→ Exercise prompt: Without the images, print all the entries below exactly as given.

[Recorded data]
-- start --

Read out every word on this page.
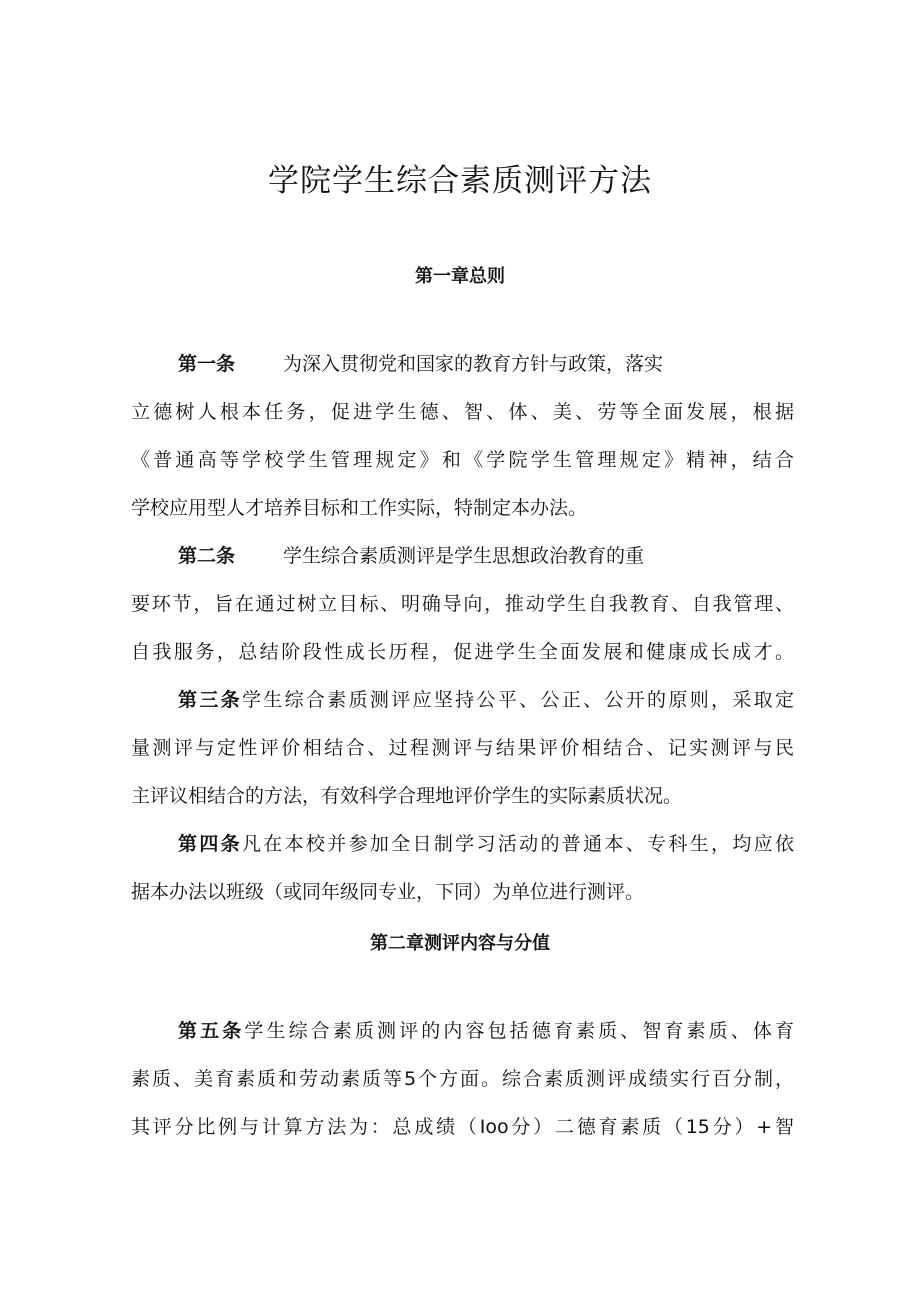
学院学生综合素质测评方法
第一章总则

第一条	为深入贯彻党和国家的教育方针与政策，落实

立德树人根本任务，促进学生德、智、体、美、劳等全面发展，根据

《普通高等学校学生管理规定》和《学院学生管理规定》精神，结合

学校应用型人才培养目标和工作实际，特制定本办法。

第二条	学生综合素质测评是学生思想政治教育的重

要环节，旨在通过树立目标、明确导向，推动学生自我教育、自我管理、

自我服务，总结阶段性成长历程，促进学生全面发展和健康成长成才。

第三条学生综合素质测评应坚持公平、公正、公开的原则，采取定

量测评与定性评价相结合、过程测评与结果评价相结合、记实测评与民

主评议相结合的方法，有效科学合理地评价学生的实际素质状况。

第四条凡在本校并参加全日制学习活动的普通本、专科生，均应依

据本办法以班级（或同年级同专业，下同）为单位进行测评。

第二章测评内容与分值

第五条学生综合素质测评的内容包括德育素质、智育素质、体育

素质、美育素质和劳动素质等5个方面。综合素质测评成绩实行百分制，

其评分比例与计算方法为：总成绩（Ioo分）二德育素质（15分）+智
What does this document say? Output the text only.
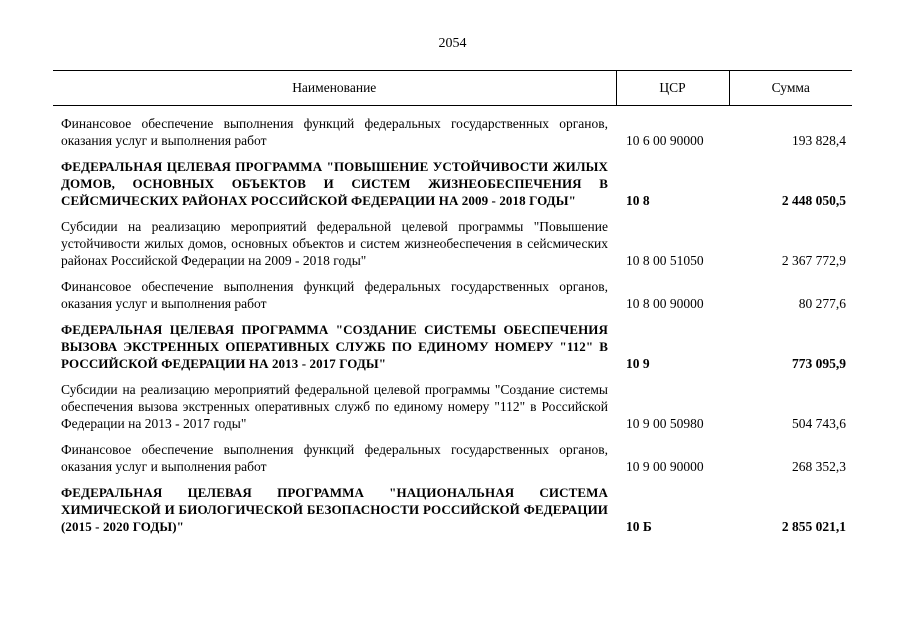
2054
Наименование	ЦСР	Сумма
Финансовое обеспечение выполнения функций федеральных государственных органов, оказания услуг и выполнения работ	10 6 00 90000	193 828,4
ФЕДЕРАЛЬНАЯ ЦЕЛЕВАЯ ПРОГРАММА "ПОВЫШЕНИЕ УСТОЙЧИВОСТИ ЖИЛЫХ ДОМОВ, ОСНОВНЫХ ОБЪЕКТОВ И СИСТЕМ ЖИЗНЕОБЕСПЕЧЕНИЯ В СЕЙСМИЧЕСКИХ РАЙОНАХ РОССИЙСКОЙ ФЕДЕРАЦИИ НА 2009 - 2018 ГОДЫ"	10 8	2 448 050,5
Субсидии на реализацию мероприятий федеральной целевой программы "Повышение устойчивости жилых домов, основных объектов и систем жизнеобеспечения в сейсмических районах Российской Федерации на 2009 - 2018 годы"	10 8 00 51050	2 367 772,9
Финансовое обеспечение выполнения функций федеральных государственных органов, оказания услуг и выполнения работ	10 8 00 90000	80 277,6
ФЕДЕРАЛЬНАЯ ЦЕЛЕВАЯ ПРОГРАММА "СОЗДАНИЕ СИСТЕМЫ ОБЕСПЕЧЕНИЯ ВЫЗОВА ЭКСТРЕННЫХ ОПЕРАТИВНЫХ СЛУЖБ ПО ЕДИНОМУ НОМЕРУ "112" В РОССИЙСКОЙ ФЕДЕРАЦИИ НА 2013 - 2017 ГОДЫ"	10 9	773 095,9
Субсидии на реализацию мероприятий федеральной целевой программы "Создание системы обеспечения вызова экстренных оперативных служб по единому номеру "112" в Российской Федерации на 2013 - 2017 годы"	10 9 00 50980	504 743,6
Финансовое обеспечение выполнения функций федеральных государственных органов, оказания услуг и выполнения работ	10 9 00 90000	268 352,3
ФЕДЕРАЛЬНАЯ ЦЕЛЕВАЯ ПРОГРАММА "НАЦИОНАЛЬНАЯ СИСТЕМА ХИМИЧЕСКОЙ И БИОЛОГИЧЕСКОЙ БЕЗОПАСНОСТИ РОССИЙСКОЙ ФЕДЕРАЦИИ (2015 - 2020 ГОДЫ)"	10 Б	2 855 021,1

-- end --

→ Solution to the exercise:
Read out every word on this page.
学院学生综合素质测评方法
第一章总则

第一条	为深入贯彻党和国家的教育方针与政策，落实

立德树人根本任务，促进学生德、智、体、美、劳等全面发展，根据

《普通高等学校学生管理规定》和《学院学生管理规定》精神，结合

学校应用型人才培养目标和工作实际，特制定本办法。

第二条	学生综合素质测评是学生思想政治教育的重

要环节，旨在通过树立目标、明确导向，推动学生自我教育、自我管理、

自我服务，总结阶段性成长历程，促进学生全面发展和健康成长成才。

第三条学生综合素质测评应坚持公平、公正、公开的原则，采取定

量测评与定性评价相结合、过程测评与结果评价相结合、记实测评与民

主评议相结合的方法，有效科学合理地评价学生的实际素质状况。

第四条凡在本校并参加全日制学习活动的普通本、专科生，均应依

据本办法以班级（或同年级同专业，下同）为单位进行测评。

第二章测评内容与分值

第五条学生综合素质测评的内容包括德育素质、智育素质、体育

素质、美育素质和劳动素质等5个方面。综合素质测评成绩实行百分制，

其评分比例与计算方法为：总成绩（Ioo分）二德育素质（15分）+智
What does this document say? Output the text only.
2054
Наименование	ЦСР	Сумма
Финансовое обеспечение выполнения функций федеральных государственных органов, оказания услуг и выполнения работ	10 6 00 90000	193 828,4
ФЕДЕРАЛЬНАЯ ЦЕЛЕВАЯ ПРОГРАММА "ПОВЫШЕНИЕ УСТОЙЧИВОСТИ ЖИЛЫХ ДОМОВ, ОСНОВНЫХ ОБЪЕКТОВ И СИСТЕМ ЖИЗНЕОБЕСПЕЧЕНИЯ В СЕЙСМИЧЕСКИХ РАЙОНАХ РОССИЙСКОЙ ФЕДЕРАЦИИ НА 2009 - 2018 ГОДЫ"	10 8	2 448 050,5
Субсидии на реализацию мероприятий федеральной целевой программы "Повышение устойчивости жилых домов, основных объектов и систем жизнеобеспечения в сейсмических районах Российской Федерации на 2009 - 2018 годы"	10 8 00 51050	2 367 772,9
Финансовое обеспечение выполнения функций федеральных государственных органов, оказания услуг и выполнения работ	10 8 00 90000	80 277,6
ФЕДЕРАЛЬНАЯ ЦЕЛЕВАЯ ПРОГРАММА "СОЗДАНИЕ СИСТЕМЫ ОБЕСПЕЧЕНИЯ ВЫЗОВА ЭКСТРЕННЫХ ОПЕРАТИВНЫХ СЛУЖБ ПО ЕДИНОМУ НОМЕРУ "112" В РОССИЙСКОЙ ФЕДЕРАЦИИ НА 2013 - 2017 ГОДЫ"	10 9	773 095,9
Субсидии на реализацию мероприятий федеральной целевой программы "Создание системы обеспечения вызова экстренных оперативных служб по единому номеру "112" в Российской Федерации на 2013 - 2017 годы"	10 9 00 50980	504 743,6
Финансовое обеспечение выполнения функций федеральных государственных органов, оказания услуг и выполнения работ	10 9 00 90000	268 352,3
ФЕДЕРАЛЬНАЯ ЦЕЛЕВАЯ ПРОГРАММА "НАЦИОНАЛЬНАЯ СИСТЕМА ХИМИЧЕСКОЙ И БИОЛОГИЧЕСКОЙ БЕЗОПАСНОСТИ РОССИЙСКОЙ ФЕДЕРАЦИИ (2015 - 2020 ГОДЫ)"	10 Б	2 855 021,1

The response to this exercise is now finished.